%%
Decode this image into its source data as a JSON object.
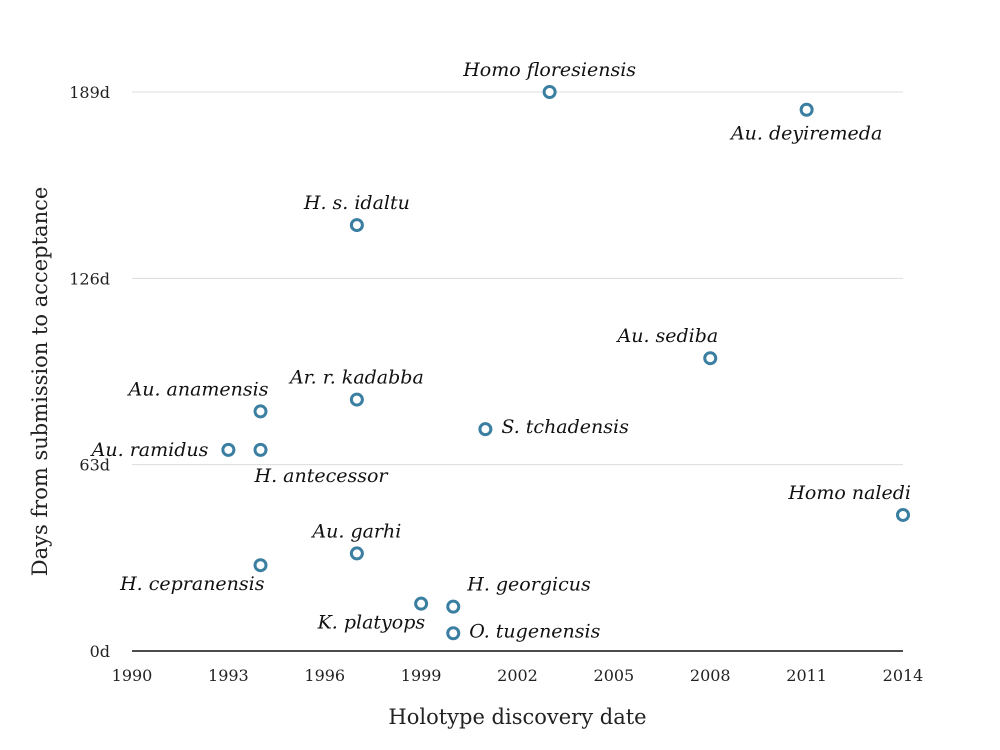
{
  "chart_data": {
    "type": "scatter",
    "xlabel": "Holotype discovery date",
    "ylabel": "Days from submission to acceptance",
    "xlim": [
      1990,
      2014
    ],
    "ylim": [
      0,
      189
    ],
    "x_ticks": [
      1990,
      1993,
      1996,
      1999,
      2002,
      2005,
      2008,
      2011,
      2014
    ],
    "y_ticks": [
      0,
      63,
      126,
      189
    ],
    "y_tick_suffix": "d",
    "grid": "horizontal",
    "point_color": "#3a7ea1",
    "points": [
      {
        "label": "Homo floresiensis",
        "x": 2003,
        "y": 189,
        "label_pos": "above"
      },
      {
        "label": "Au. deyiremeda",
        "x": 2011,
        "y": 183,
        "label_pos": "below"
      },
      {
        "label": "H. s. idaltu",
        "x": 1997,
        "y": 144,
        "label_pos": "above"
      },
      {
        "label": "Au. sediba",
        "x": 2008,
        "y": 99,
        "label_pos": "above-left"
      },
      {
        "label": "Ar. r. kadabba",
        "x": 1997,
        "y": 85,
        "label_pos": "above"
      },
      {
        "label": "Au. anamensis",
        "x": 1994,
        "y": 81,
        "label_pos": "above-left"
      },
      {
        "label": "S. tchadensis",
        "x": 2001,
        "y": 75,
        "label_pos": "right"
      },
      {
        "label": "Au. ramidus",
        "x": 1993,
        "y": 68,
        "label_pos": "left"
      },
      {
        "label": "H. antecessor",
        "x": 1994,
        "y": 68,
        "label_pos": "below-right"
      },
      {
        "label": "Homo naledi",
        "x": 2014,
        "y": 46,
        "label_pos": "above-left"
      },
      {
        "label": "Au. garhi",
        "x": 1997,
        "y": 33,
        "label_pos": "above"
      },
      {
        "label": "H. cepranensis",
        "x": 1994,
        "y": 29,
        "label_pos": "below-left"
      },
      {
        "label": "H. georgicus",
        "x": 2000,
        "y": 15,
        "label_pos": "above-right"
      },
      {
        "label": "K. platyops",
        "x": 1999,
        "y": 16,
        "label_pos": "below-left"
      },
      {
        "label": "O. tugenensis",
        "x": 2000,
        "y": 6,
        "label_pos": "right"
      }
    ]
  }
}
%%
Stated task: Pick out and copy every line that contains the word "below".

Reply to the exercise:
        "label_pos": "below"
        "label_pos": "below-right"
        "label_pos": "below-left"
        "label_pos": "below-left"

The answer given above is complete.